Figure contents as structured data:
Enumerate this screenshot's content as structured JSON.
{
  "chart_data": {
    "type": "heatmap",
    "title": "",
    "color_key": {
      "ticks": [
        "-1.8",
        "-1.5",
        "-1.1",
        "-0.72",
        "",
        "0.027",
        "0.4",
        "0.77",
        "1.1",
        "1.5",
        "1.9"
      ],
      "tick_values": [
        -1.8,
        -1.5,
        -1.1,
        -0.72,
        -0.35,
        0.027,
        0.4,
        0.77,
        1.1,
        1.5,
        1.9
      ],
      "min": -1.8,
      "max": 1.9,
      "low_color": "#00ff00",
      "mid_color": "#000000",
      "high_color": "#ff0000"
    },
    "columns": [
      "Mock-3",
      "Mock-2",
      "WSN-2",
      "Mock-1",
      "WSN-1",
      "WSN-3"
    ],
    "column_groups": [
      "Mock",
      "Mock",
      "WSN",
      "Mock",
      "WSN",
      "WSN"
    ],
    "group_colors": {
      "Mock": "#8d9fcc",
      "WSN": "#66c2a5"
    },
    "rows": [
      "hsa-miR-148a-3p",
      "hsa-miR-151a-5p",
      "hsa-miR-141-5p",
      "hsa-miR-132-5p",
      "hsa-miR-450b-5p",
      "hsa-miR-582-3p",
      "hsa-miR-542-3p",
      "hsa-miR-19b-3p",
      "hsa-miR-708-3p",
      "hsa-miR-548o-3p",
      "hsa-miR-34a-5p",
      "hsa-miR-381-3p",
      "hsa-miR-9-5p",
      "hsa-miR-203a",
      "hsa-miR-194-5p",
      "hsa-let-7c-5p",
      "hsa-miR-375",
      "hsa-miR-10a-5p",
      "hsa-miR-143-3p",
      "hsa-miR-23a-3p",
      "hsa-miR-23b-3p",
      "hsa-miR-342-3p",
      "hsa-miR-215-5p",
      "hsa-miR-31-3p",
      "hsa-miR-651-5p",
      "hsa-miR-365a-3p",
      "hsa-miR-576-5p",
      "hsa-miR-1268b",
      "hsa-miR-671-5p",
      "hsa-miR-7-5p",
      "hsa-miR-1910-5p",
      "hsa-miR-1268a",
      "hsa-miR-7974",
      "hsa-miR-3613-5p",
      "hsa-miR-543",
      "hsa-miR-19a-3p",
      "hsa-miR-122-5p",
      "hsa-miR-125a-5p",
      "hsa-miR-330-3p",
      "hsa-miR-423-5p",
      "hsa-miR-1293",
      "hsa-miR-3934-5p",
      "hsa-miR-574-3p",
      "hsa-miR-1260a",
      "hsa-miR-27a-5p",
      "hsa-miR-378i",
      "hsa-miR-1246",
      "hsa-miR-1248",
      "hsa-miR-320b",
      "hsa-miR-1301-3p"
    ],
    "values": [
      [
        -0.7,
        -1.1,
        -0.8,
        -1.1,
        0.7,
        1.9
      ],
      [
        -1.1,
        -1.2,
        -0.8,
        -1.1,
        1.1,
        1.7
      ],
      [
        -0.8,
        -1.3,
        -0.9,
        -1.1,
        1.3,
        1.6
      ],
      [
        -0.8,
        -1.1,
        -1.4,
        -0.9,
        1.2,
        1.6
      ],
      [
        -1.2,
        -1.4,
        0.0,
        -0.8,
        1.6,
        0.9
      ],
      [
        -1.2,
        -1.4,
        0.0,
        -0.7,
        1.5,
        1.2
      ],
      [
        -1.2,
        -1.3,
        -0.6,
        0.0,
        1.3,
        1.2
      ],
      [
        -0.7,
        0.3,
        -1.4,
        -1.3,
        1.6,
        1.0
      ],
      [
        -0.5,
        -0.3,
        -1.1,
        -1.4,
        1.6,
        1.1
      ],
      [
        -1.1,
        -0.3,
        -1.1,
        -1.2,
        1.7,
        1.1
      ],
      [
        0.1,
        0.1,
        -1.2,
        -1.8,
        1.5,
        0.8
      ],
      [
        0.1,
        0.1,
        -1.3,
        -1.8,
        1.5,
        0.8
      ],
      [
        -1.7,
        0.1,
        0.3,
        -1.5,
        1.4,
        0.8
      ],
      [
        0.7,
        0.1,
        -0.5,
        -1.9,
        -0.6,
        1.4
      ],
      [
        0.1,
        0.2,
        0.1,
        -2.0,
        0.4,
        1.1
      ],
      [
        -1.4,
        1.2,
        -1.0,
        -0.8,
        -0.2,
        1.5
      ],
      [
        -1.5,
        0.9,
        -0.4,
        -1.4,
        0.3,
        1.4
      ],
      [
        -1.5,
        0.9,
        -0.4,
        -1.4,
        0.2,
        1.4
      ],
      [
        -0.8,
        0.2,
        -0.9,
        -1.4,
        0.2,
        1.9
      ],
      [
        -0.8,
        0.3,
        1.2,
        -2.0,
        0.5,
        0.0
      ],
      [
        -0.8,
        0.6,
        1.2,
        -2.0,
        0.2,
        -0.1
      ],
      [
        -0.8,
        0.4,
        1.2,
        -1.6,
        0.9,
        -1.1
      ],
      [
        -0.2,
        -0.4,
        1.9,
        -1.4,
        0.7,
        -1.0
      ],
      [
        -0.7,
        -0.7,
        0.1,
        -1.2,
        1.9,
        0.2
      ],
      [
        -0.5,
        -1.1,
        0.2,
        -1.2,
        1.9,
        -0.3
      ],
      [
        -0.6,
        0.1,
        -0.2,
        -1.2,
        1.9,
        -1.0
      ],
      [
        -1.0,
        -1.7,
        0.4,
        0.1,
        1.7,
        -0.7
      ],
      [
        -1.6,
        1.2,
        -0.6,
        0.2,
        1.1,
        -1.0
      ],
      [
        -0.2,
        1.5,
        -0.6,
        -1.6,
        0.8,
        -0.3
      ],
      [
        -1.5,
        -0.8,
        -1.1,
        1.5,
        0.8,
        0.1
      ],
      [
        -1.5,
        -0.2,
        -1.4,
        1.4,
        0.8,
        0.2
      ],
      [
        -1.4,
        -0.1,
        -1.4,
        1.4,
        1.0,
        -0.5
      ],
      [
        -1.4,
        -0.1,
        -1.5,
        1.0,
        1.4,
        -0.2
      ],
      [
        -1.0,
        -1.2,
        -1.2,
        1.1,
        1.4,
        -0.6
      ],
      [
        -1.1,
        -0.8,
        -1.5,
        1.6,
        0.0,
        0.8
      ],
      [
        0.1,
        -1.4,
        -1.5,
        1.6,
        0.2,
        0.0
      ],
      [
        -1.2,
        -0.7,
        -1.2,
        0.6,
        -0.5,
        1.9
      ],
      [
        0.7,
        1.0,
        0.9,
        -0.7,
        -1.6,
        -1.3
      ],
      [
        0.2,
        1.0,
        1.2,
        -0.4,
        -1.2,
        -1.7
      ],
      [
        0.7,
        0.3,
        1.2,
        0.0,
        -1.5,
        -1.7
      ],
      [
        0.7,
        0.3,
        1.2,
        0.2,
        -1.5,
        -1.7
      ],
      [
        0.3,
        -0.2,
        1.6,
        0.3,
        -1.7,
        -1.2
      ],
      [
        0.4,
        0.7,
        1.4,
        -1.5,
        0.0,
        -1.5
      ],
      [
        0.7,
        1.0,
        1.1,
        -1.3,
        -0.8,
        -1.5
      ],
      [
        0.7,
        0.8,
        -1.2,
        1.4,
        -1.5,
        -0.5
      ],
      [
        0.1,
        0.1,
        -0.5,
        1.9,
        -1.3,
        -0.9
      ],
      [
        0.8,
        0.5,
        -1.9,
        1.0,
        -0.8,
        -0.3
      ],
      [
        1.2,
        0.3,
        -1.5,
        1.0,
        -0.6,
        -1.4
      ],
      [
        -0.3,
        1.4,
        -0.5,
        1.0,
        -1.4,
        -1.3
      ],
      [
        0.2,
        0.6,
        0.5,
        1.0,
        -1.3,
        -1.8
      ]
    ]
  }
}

> **Do this**
Without leaving anything out, quote all the data.

> **Task output**
Enumerate this screenshot's content as structured JSON.
{
  "chart_data": {
    "type": "heatmap",
    "title": "",
    "color_key": {
      "ticks": [
        "-1.8",
        "-1.5",
        "-1.1",
        "-0.72",
        "",
        "0.027",
        "0.4",
        "0.77",
        "1.1",
        "1.5",
        "1.9"
      ],
      "tick_values": [
        -1.8,
        -1.5,
        -1.1,
        -0.72,
        -0.35,
        0.027,
        0.4,
        0.77,
        1.1,
        1.5,
        1.9
      ],
      "min": -1.8,
      "max": 1.9,
      "low_color": "#00ff00",
      "mid_color": "#000000",
      "high_color": "#ff0000"
    },
    "columns": [
      "Mock-3",
      "Mock-2",
      "WSN-2",
      "Mock-1",
      "WSN-1",
      "WSN-3"
    ],
    "column_groups": [
      "Mock",
      "Mock",
      "WSN",
      "Mock",
      "WSN",
      "WSN"
    ],
    "group_colors": {
      "Mock": "#8d9fcc",
      "WSN": "#66c2a5"
    },
    "rows": [
      "hsa-miR-148a-3p",
      "hsa-miR-151a-5p",
      "hsa-miR-141-5p",
      "hsa-miR-132-5p",
      "hsa-miR-450b-5p",
      "hsa-miR-582-3p",
      "hsa-miR-542-3p",
      "hsa-miR-19b-3p",
      "hsa-miR-708-3p",
      "hsa-miR-548o-3p",
      "hsa-miR-34a-5p",
      "hsa-miR-381-3p",
      "hsa-miR-9-5p",
      "hsa-miR-203a",
      "hsa-miR-194-5p",
      "hsa-let-7c-5p",
      "hsa-miR-375",
      "hsa-miR-10a-5p",
      "hsa-miR-143-3p",
      "hsa-miR-23a-3p",
      "hsa-miR-23b-3p",
      "hsa-miR-342-3p",
      "hsa-miR-215-5p",
      "hsa-miR-31-3p",
      "hsa-miR-651-5p",
      "hsa-miR-365a-3p",
      "hsa-miR-576-5p",
      "hsa-miR-1268b",
      "hsa-miR-671-5p",
      "hsa-miR-7-5p",
      "hsa-miR-1910-5p",
      "hsa-miR-1268a",
      "hsa-miR-7974",
      "hsa-miR-3613-5p",
      "hsa-miR-543",
      "hsa-miR-19a-3p",
      "hsa-miR-122-5p",
      "hsa-miR-125a-5p",
      "hsa-miR-330-3p",
      "hsa-miR-423-5p",
      "hsa-miR-1293",
      "hsa-miR-3934-5p",
      "hsa-miR-574-3p",
      "hsa-miR-1260a",
      "hsa-miR-27a-5p",
      "hsa-miR-378i",
      "hsa-miR-1246",
      "hsa-miR-1248",
      "hsa-miR-320b",
      "hsa-miR-1301-3p"
    ],
    "values": [
      [
        -0.7,
        -1.1,
        -0.8,
        -1.1,
        0.7,
        1.9
      ],
      [
        -1.1,
        -1.2,
        -0.8,
        -1.1,
        1.1,
        1.7
      ],
      [
        -0.8,
        -1.3,
        -0.9,
        -1.1,
        1.3,
        1.6
      ],
      [
        -0.8,
        -1.1,
        -1.4,
        -0.9,
        1.2,
        1.6
      ],
      [
        -1.2,
        -1.4,
        0.0,
        -0.8,
        1.6,
        0.9
      ],
      [
        -1.2,
        -1.4,
        0.0,
        -0.7,
        1.5,
        1.2
      ],
      [
        -1.2,
        -1.3,
        -0.6,
        0.0,
        1.3,
        1.2
      ],
      [
        -0.7,
        0.3,
        -1.4,
        -1.3,
        1.6,
        1.0
      ],
      [
        -0.5,
        -0.3,
        -1.1,
        -1.4,
        1.6,
        1.1
      ],
      [
        -1.1,
        -0.3,
        -1.1,
        -1.2,
        1.7,
        1.1
      ],
      [
        0.1,
        0.1,
        -1.2,
        -1.8,
        1.5,
        0.8
      ],
      [
        0.1,
        0.1,
        -1.3,
        -1.8,
        1.5,
        0.8
      ],
      [
        -1.7,
        0.1,
        0.3,
        -1.5,
        1.4,
        0.8
      ],
      [
        0.7,
        0.1,
        -0.5,
        -1.9,
        -0.6,
        1.4
      ],
      [
        0.1,
        0.2,
        0.1,
        -2.0,
        0.4,
        1.1
      ],
      [
        -1.4,
        1.2,
        -1.0,
        -0.8,
        -0.2,
        1.5
      ],
      [
        -1.5,
        0.9,
        -0.4,
        -1.4,
        0.3,
        1.4
      ],
      [
        -1.5,
        0.9,
        -0.4,
        -1.4,
        0.2,
        1.4
      ],
      [
        -0.8,
        0.2,
        -0.9,
        -1.4,
        0.2,
        1.9
      ],
      [
        -0.8,
        0.3,
        1.2,
        -2.0,
        0.5,
        0.0
      ],
      [
        -0.8,
        0.6,
        1.2,
        -2.0,
        0.2,
        -0.1
      ],
      [
        -0.8,
        0.4,
        1.2,
        -1.6,
        0.9,
        -1.1
      ],
      [
        -0.2,
        -0.4,
        1.9,
        -1.4,
        0.7,
        -1.0
      ],
      [
        -0.7,
        -0.7,
        0.1,
        -1.2,
        1.9,
        0.2
      ],
      [
        -0.5,
        -1.1,
        0.2,
        -1.2,
        1.9,
        -0.3
      ],
      [
        -0.6,
        0.1,
        -0.2,
        -1.2,
        1.9,
        -1.0
      ],
      [
        -1.0,
        -1.7,
        0.4,
        0.1,
        1.7,
        -0.7
      ],
      [
        -1.6,
        1.2,
        -0.6,
        0.2,
        1.1,
        -1.0
      ],
      [
        -0.2,
        1.5,
        -0.6,
        -1.6,
        0.8,
        -0.3
      ],
      [
        -1.5,
        -0.8,
        -1.1,
        1.5,
        0.8,
        0.1
      ],
      [
        -1.5,
        -0.2,
        -1.4,
        1.4,
        0.8,
        0.2
      ],
      [
        -1.4,
        -0.1,
        -1.4,
        1.4,
        1.0,
        -0.5
      ],
      [
        -1.4,
        -0.1,
        -1.5,
        1.0,
        1.4,
        -0.2
      ],
      [
        -1.0,
        -1.2,
        -1.2,
        1.1,
        1.4,
        -0.6
      ],
      [
        -1.1,
        -0.8,
        -1.5,
        1.6,
        0.0,
        0.8
      ],
      [
        0.1,
        -1.4,
        -1.5,
        1.6,
        0.2,
        0.0
      ],
      [
        -1.2,
        -0.7,
        -1.2,
        0.6,
        -0.5,
        1.9
      ],
      [
        0.7,
        1.0,
        0.9,
        -0.7,
        -1.6,
        -1.3
      ],
      [
        0.2,
        1.0,
        1.2,
        -0.4,
        -1.2,
        -1.7
      ],
      [
        0.7,
        0.3,
        1.2,
        0.0,
        -1.5,
        -1.7
      ],
      [
        0.7,
        0.3,
        1.2,
        0.2,
        -1.5,
        -1.7
      ],
      [
        0.3,
        -0.2,
        1.6,
        0.3,
        -1.7,
        -1.2
      ],
      [
        0.4,
        0.7,
        1.4,
        -1.5,
        0.0,
        -1.5
      ],
      [
        0.7,
        1.0,
        1.1,
        -1.3,
        -0.8,
        -1.5
      ],
      [
        0.7,
        0.8,
        -1.2,
        1.4,
        -1.5,
        -0.5
      ],
      [
        0.1,
        0.1,
        -0.5,
        1.9,
        -1.3,
        -0.9
      ],
      [
        0.8,
        0.5,
        -1.9,
        1.0,
        -0.8,
        -0.3
      ],
      [
        1.2,
        0.3,
        -1.5,
        1.0,
        -0.6,
        -1.4
      ],
      [
        -0.3,
        1.4,
        -0.5,
        1.0,
        -1.4,
        -1.3
      ],
      [
        0.2,
        0.6,
        0.5,
        1.0,
        -1.3,
        -1.8
      ]
    ]
  }
}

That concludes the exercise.